Pull out all lines from the listing below in which the word "psicología" appears.

— Records provided —
— begin —

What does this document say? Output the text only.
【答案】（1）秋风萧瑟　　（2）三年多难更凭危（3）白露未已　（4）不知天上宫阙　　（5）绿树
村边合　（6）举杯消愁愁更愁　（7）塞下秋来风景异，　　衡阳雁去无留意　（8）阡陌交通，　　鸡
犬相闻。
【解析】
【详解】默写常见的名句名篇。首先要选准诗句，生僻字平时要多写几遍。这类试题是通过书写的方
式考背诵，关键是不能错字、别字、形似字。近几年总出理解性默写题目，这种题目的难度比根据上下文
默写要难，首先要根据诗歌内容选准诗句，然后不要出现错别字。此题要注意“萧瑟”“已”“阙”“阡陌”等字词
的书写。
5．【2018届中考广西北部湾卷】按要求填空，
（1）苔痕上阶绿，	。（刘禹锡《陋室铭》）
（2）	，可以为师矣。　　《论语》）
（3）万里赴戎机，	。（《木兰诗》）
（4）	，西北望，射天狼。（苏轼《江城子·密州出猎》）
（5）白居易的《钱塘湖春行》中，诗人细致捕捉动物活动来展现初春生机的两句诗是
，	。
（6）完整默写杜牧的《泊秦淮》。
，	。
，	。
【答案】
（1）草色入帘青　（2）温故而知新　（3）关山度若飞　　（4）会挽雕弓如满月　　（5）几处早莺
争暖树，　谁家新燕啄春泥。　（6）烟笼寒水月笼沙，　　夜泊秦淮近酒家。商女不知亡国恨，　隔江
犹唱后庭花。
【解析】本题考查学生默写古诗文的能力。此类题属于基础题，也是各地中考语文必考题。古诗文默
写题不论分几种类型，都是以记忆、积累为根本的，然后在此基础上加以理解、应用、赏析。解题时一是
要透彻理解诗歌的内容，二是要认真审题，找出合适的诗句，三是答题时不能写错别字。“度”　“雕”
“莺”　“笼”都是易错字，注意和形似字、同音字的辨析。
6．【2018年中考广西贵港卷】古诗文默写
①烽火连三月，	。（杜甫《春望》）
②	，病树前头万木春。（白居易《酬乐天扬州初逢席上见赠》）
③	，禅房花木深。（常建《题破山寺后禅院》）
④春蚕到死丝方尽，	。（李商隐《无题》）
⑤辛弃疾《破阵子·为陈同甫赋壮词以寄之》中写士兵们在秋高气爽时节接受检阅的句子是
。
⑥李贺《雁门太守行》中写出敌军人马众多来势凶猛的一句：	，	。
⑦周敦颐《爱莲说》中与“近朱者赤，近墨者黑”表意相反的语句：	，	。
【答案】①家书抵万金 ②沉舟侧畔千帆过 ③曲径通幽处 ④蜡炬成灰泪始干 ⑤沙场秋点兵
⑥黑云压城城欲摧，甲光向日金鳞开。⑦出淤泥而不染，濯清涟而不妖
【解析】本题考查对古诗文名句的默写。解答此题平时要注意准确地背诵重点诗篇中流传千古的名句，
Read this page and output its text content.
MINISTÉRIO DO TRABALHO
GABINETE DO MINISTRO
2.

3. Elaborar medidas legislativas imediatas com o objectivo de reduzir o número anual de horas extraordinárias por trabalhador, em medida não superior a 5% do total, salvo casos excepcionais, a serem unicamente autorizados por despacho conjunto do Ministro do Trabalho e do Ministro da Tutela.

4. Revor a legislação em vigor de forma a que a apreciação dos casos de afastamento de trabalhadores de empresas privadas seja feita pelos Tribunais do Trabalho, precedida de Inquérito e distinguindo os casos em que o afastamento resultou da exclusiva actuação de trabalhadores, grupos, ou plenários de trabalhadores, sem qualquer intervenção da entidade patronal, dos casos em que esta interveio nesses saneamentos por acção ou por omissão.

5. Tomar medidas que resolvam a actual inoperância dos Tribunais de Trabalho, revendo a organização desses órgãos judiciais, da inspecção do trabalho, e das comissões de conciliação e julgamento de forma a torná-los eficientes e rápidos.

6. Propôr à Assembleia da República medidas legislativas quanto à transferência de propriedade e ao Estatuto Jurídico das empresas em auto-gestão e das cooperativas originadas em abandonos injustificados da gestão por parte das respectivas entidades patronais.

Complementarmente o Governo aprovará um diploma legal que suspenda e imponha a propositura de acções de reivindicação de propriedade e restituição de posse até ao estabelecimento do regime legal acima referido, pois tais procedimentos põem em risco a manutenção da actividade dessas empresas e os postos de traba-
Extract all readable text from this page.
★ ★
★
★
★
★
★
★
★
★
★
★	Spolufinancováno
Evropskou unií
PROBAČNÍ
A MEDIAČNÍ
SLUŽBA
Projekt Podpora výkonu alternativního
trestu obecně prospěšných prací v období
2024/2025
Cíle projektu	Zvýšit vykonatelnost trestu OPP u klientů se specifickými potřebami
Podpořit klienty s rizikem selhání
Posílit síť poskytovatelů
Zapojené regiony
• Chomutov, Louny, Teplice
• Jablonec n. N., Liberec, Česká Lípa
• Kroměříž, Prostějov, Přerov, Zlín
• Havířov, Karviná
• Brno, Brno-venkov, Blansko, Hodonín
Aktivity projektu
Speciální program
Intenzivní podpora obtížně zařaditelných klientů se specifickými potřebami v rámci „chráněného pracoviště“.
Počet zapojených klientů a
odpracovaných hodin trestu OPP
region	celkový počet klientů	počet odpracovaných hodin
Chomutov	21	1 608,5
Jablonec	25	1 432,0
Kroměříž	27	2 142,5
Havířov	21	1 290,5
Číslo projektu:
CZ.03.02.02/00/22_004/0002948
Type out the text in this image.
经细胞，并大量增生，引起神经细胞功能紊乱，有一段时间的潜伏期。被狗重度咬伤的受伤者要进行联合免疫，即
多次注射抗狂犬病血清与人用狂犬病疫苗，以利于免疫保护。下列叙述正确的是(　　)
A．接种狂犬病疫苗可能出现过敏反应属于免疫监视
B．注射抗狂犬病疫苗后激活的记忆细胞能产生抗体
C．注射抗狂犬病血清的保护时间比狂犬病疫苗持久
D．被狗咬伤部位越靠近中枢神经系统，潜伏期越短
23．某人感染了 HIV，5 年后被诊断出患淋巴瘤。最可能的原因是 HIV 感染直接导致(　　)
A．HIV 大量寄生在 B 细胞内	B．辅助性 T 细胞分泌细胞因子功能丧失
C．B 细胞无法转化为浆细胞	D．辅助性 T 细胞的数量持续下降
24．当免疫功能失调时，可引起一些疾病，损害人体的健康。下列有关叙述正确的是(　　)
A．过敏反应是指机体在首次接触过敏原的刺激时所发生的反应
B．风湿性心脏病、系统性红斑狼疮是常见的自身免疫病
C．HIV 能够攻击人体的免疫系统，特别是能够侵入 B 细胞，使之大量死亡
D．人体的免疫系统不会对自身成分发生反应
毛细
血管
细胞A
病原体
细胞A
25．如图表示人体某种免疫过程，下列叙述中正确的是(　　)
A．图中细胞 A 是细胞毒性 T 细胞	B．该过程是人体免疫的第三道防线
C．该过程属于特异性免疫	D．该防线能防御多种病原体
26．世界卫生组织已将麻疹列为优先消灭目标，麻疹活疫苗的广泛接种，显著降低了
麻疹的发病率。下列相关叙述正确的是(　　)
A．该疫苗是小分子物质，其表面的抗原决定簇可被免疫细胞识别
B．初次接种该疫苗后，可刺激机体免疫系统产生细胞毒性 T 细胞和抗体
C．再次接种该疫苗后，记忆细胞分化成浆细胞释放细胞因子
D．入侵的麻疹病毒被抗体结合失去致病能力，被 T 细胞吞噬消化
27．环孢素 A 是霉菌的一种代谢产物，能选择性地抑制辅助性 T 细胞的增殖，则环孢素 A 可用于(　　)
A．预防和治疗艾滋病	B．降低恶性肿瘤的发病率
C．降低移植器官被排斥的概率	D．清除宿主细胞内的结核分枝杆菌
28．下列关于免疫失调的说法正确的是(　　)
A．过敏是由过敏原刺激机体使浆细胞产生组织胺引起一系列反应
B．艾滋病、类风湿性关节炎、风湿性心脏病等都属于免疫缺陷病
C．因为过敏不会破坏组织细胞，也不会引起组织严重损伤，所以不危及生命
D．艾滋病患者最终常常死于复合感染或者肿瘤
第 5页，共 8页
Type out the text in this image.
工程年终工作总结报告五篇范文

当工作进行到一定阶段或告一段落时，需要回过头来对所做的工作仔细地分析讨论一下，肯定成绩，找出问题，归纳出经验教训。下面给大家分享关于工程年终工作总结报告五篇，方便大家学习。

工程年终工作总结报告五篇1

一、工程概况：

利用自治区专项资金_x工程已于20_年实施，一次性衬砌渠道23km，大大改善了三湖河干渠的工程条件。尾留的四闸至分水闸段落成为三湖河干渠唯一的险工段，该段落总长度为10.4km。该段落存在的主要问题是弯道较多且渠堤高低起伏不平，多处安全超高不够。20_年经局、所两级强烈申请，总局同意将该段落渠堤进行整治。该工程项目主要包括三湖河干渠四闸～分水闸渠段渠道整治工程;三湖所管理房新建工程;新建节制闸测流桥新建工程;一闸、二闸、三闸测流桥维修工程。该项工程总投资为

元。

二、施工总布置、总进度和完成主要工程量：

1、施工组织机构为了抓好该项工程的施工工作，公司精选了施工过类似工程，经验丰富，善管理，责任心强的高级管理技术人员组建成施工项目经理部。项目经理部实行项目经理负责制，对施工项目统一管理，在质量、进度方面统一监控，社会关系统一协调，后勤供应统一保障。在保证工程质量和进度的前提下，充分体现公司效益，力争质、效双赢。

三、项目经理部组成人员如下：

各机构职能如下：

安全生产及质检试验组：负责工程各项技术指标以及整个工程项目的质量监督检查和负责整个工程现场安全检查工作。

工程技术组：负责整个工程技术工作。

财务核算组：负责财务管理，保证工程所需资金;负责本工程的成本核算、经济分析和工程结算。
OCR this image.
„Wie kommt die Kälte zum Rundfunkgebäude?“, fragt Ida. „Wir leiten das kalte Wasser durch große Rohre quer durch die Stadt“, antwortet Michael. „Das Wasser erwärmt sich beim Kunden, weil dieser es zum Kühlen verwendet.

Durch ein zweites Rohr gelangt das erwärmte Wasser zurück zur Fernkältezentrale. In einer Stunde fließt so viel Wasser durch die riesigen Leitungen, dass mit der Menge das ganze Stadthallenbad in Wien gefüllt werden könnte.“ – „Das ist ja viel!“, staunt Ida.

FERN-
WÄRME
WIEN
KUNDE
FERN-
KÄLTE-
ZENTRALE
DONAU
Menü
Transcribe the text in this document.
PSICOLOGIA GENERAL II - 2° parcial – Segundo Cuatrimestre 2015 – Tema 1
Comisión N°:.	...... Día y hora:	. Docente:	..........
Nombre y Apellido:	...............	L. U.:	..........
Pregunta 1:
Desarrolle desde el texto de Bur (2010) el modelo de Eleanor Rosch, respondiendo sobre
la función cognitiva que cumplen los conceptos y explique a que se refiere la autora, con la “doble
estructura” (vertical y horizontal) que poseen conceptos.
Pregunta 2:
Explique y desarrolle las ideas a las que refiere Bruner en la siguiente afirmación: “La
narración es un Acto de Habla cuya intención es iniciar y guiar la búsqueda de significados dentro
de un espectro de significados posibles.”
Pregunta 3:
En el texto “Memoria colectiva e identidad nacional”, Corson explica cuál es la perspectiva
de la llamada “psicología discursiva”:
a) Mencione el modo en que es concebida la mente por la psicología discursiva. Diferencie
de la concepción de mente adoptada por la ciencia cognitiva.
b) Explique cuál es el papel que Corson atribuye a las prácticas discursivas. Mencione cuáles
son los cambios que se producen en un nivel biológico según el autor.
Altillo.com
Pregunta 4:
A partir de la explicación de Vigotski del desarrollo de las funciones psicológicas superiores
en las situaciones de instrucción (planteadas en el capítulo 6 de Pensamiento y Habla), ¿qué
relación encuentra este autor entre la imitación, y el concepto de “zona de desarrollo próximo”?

— end —

— Worked answer —
de la llamada “psicología discursiva”:
a) Mencione el modo en que es concebida la mente por la psicología discursiva. Diferencie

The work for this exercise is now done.